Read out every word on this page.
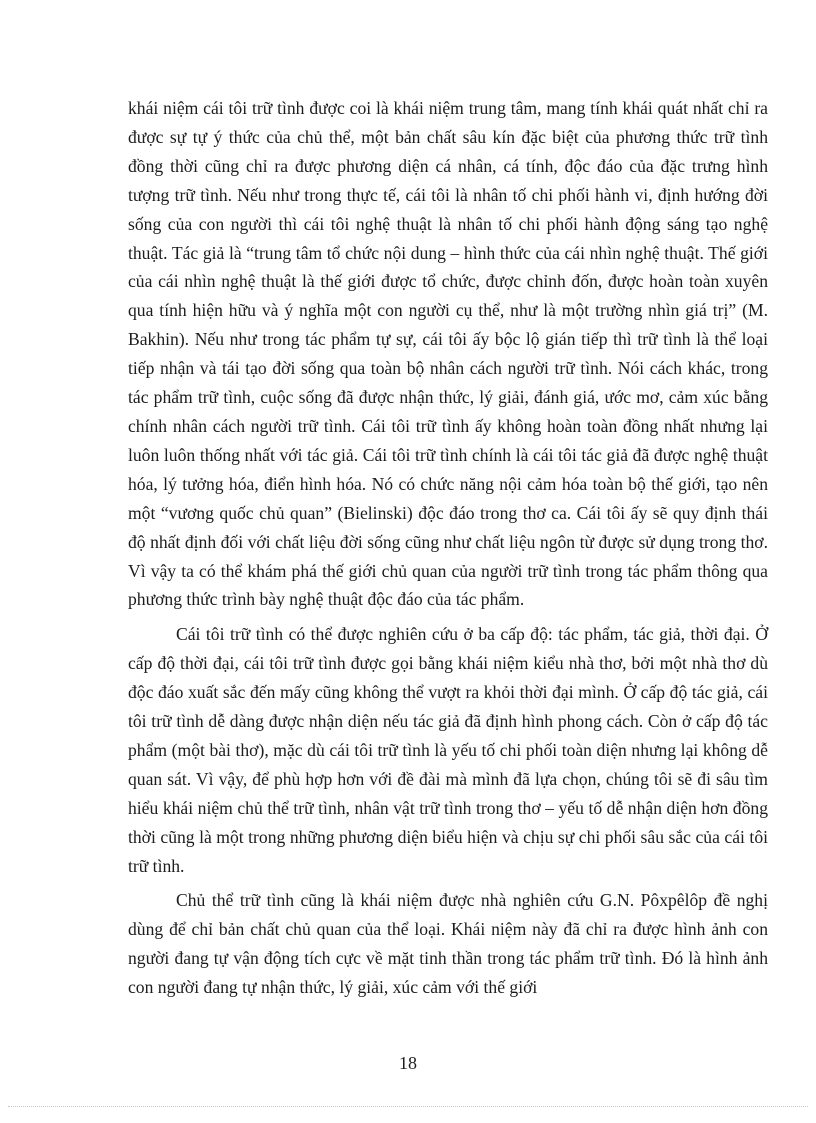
khái niệm cái tôi trữ tình được coi là khái niệm trung tâm, mang tính khái quát nhất chỉ ra được sự tự ý thức của chủ thể, một bản chất sâu kín đặc biệt của phương thức trữ tình đồng thời cũng chỉ ra được phương diện cá nhân, cá tính, độc đáo của đặc trưng hình tượng trữ tình. Nếu như trong thực tế, cái tôi là nhân tố chi phối hành vi, định hướng đời sống của con người thì cái tôi nghệ thuật là nhân tố chi phối hành động sáng tạo nghệ thuật. Tác giả là “trung tâm tổ chức nội dung – hình thức của cái nhìn nghệ thuật. Thế giới của cái nhìn nghệ thuật là thế giới được tổ chức, được chỉnh đốn, được hoàn toàn xuyên qua tính hiện hữu và ý nghĩa một con người cụ thể, như là một trường nhìn giá trị” (M. Bakhin). Nếu như trong tác phẩm tự sự, cái tôi ấy bộc lộ gián tiếp thì trữ tình là thể loại tiếp nhận và tái tạo đời sống qua toàn bộ nhân cách người trữ tình. Nói cách khác, trong tác phẩm trữ tình, cuộc sống đã được nhận thức, lý giải, đánh giá, ước mơ, cảm xúc bằng chính nhân cách người trữ tình. Cái tôi trữ tình ấy không hoàn toàn đồng nhất nhưng lại luôn luôn thống nhất với tác giả. Cái tôi trữ tình chính là cái tôi tác giả đã được nghệ thuật hóa, lý tưởng hóa, điển hình hóa. Nó có chức năng nội cảm hóa toàn bộ thế giới, tạo nên một “vương quốc chủ quan” (Bielinski) độc đáo trong thơ ca. Cái tôi ấy sẽ quy định thái độ nhất định đối với chất liệu đời sống cũng như chất liệu ngôn từ được sử dụng trong thơ. Vì vậy ta có thể khám phá thế giới chủ quan của người trữ tình trong tác phẩm thông qua phương thức trình bày nghệ thuật độc đáo của tác phẩm.

Cái tôi trữ tình có thể được nghiên cứu ở ba cấp độ: tác phẩm, tác giả, thời đại. Ở cấp độ thời đại, cái tôi trữ tình được gọi bằng khái niệm kiểu nhà thơ, bởi một nhà thơ dù độc đáo xuất sắc đến mấy cũng không thể vượt ra khỏi thời đại mình. Ở cấp độ tác giả, cái tôi trữ tình dễ dàng được nhận diện nếu tác giả đã định hình phong cách. Còn ở cấp độ tác phẩm (một bài thơ), mặc dù cái tôi trữ tình là yếu tố chi phối toàn diện nhưng lại không dễ quan sát. Vì vậy, để phù hợp hơn với đề đài mà mình đã lựa chọn, chúng tôi sẽ đi sâu tìm hiểu khái niệm chủ thể trữ tình, nhân vật trữ tình trong thơ – yếu tố dễ nhận diện hơn đồng thời cũng là một trong những phương diện biểu hiện và chịu sự chi phối sâu sắc của cái tôi trữ tình.

Chủ thể trữ tình cũng là khái niệm được nhà nghiên cứu G.N. Pôxpêlôp đề nghị dùng để chỉ bản chất chủ quan của thể loại. Khái niệm này đã chỉ ra được hình ảnh con người đang tự vận động tích cực về mặt tinh thần trong tác phẩm trữ tình. Đó là hình ảnh con người đang tự nhận thức, lý giải, xúc cảm với thế giới

18
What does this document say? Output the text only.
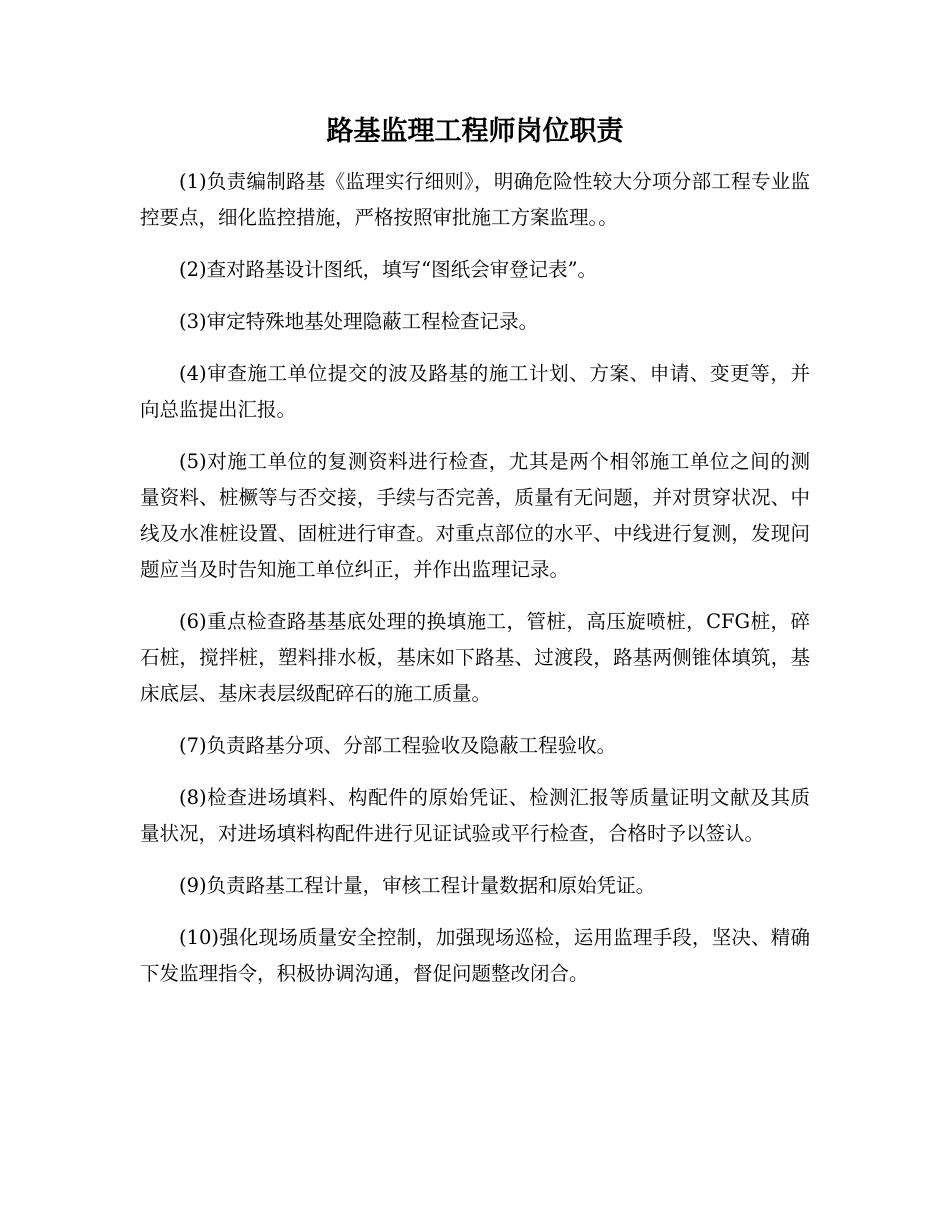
路基监理工程师岗位职责

(1)负责编制路基《监理实行细则》，明确危险性较大分项分部工程专业监控要点，细化监控措施，严格按照审批施工方案监理。。

(2)查对路基设计图纸，填写“图纸会审登记表”。

(3)审定特殊地基处理隐蔽工程检查记录。

(4)审查施工单位提交的波及路基的施工计划、方案、申请、变更等，并向总监提出汇报。

(5)对施工单位的复测资料进行检查，尤其是两个相邻施工单位之间的测量资料、桩橛等与否交接，手续与否完善，质量有无问题，并对贯穿状况、中线及水准桩设置、固桩进行审查。对重点部位的水平、中线进行复测，发现问题应当及时告知施工单位纠正，并作出监理记录。

(6)重点检查路基基底处理的换填施工，管桩，高压旋喷桩，CFG桩，碎石桩，搅拌桩，塑料排水板，基床如下路基、过渡段，路基两侧锥体填筑，基床底层、基床表层级配碎石的施工质量。

(7)负责路基分项、分部工程验收及隐蔽工程验收。

(8)检查进场填料、构配件的原始凭证、检测汇报等质量证明文献及其质量状况，对进场填料构配件进行见证试验或平行检查，合格时予以签认。

(9)负责路基工程计量，审核工程计量数据和原始凭证。

(10)强化现场质量安全控制，加强现场巡检，运用监理手段，坚决、精确下发监理指令，积极协调沟通，督促问题整改闭合。
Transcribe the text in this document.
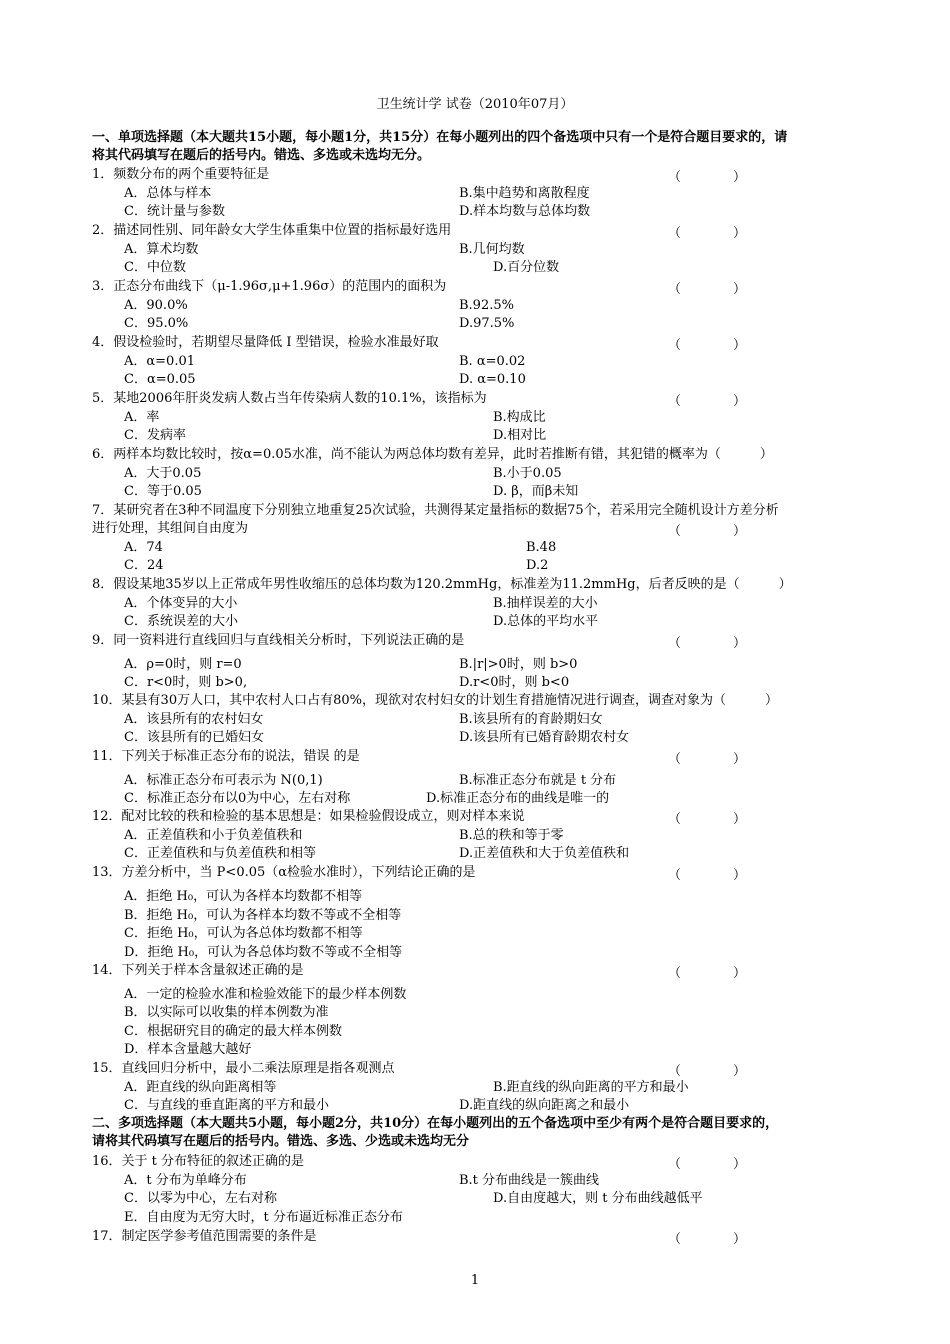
卫生统计学 试卷（2010年07月）
一、单项选择题（本大题共15小题，每小题1分，共15分）在每小题列出的四个备选项中只有一个是符合题目要求的，请
将其代码填写在题后的括号内。错选、多选或未选均无分。
1．频数分布的两个重要特征是	（　　　　）
A．总体与样本	B.集中趋势和离散程度
C．统计量与参数	D.样本均数与总体均数
2．描述同性别、同年龄女大学生体重集中位置的指标最好选用	（　　　　）
A．算术均数	B.几何均数
C．中位数	D.百分位数
3．正态分布曲线下（μ-1.96σ,μ+1.96σ）的范围内的面积为	（　　　　）
A．90.0%	B.92.5%
C．95.0%	D.97.5%
4．假设检验时，若期望尽量降低 I 型错误，检验水准最好取	（　　　　）
A．α=0.01	B. α=0.02
C．α=0.05	D. α=0.10
5．某地2006年肝炎发病人数占当年传染病人数的10.1%，该指标为	（　　　　）
A．率	B.构成比
C．发病率	D.相对比
6．两样本均数比较时，按α=0.05水准，尚不能认为两总体均数有差异，此时若推断有错，其犯错的概率为（　　　）
A．大于0.05	B.小于0.05
C．等于0.05	D. β，而β未知
7．某研究者在3种不同温度下分别独立地重复25次试验，共测得某定量指标的数据75个，若采用完全随机设计方差分析
进行处理，其组间自由度为	（　　　　）
A．74	B.48
C．24	D.2
8．假设某地35岁以上正常成年男性收缩压的总体均数为120.2mmHg，标准差为11.2mmHg，后者反映的是（　　　）
A．个体变异的大小	B.抽样误差的大小
C．系统误差的大小	D.总体的平均水平
9．同一资料进行直线回归与直线相关分析时，下列说法正确的是	（　　　　）
A．ρ=0时，则 r=0	B.|r|>0时，则 b>0
C．r<0时，则 b>0,	D.r<0时，则 b<0
10．某县有30万人口，其中农村人口占有80%，现欲对农村妇女的计划生育措施情况进行调查，调查对象为（　　　）
A．该县所有的农村妇女	B.该县所有的育龄期妇女
C．该县所有的已婚妇女	D.该县所有已婚育龄期农村女
11．下列关于标准正态分布的说法，错误 的是	（　　　　）
A．标准正态分布可表示为 N(0,1)	B.标准正态分布就是 t 分布
C．标准正态分布以0为中心，左右对称	D.标准正态分布的曲线是唯一的
12．配对比较的秩和检验的基本思想是：如果检验假设成立，则对样本来说	（　　　　）
A．正差值秩和小于负差值秩和	B.总的秩和等于零
C．正差值秩和与负差值秩和相等	D.正差值秩和大于负差值秩和
13．方差分析中，当 P<0.05（α检验水准时），下列结论正确的是	（　　　　）
A．拒绝 H₀，可认为各样本均数都不相等
B．拒绝 H₀，可认为各样本均数不等或不全相等
C．拒绝 H₀，可认为各总体均数都不相等
D．拒绝 H₀，可认为各总体均数不等或不全相等
14．下列关于样本含量叙述正确的是	（　　　　）
A．一定的检验水准和检验效能下的最少样本例数
B．以实际可以收集的样本例数为准
C．根据研究目的确定的最大样本例数
D．样本含量越大越好
15．直线回归分析中，最小二乘法原理是指各观测点	（　　　　）
A．距直线的纵向距离相等	B.距直线的纵向距离的平方和最小
C．与直线的垂直距离的平方和最小	D.距直线的纵向距离之和最小
二、多项选择题（本大题共5小题，每小题2分，共10分）在每小题列出的五个备选项中至少有两个是符合题目要求的，
请将其代码填写在题后的括号内。错选、多选、少选或未选均无分
16．关于 t 分布特征的叙述正确的是	（　　　　）
A．t 分布为单峰分布	B.t 分布曲线是一簇曲线
C．以零为中心，左右对称	D.自由度越大，则 t 分布曲线越低平
E．自由度为无穷大时，t 分布逼近标准正态分布
17．制定医学参考值范围需要的条件是	（　　　　）
1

-=-=-

Task directions ::
Search the entries for the string "this" and collect each line that has it.

Exercise result ::
Read out every word on this page.
What does this document say? Output the text only.
Transcribe the text in this document.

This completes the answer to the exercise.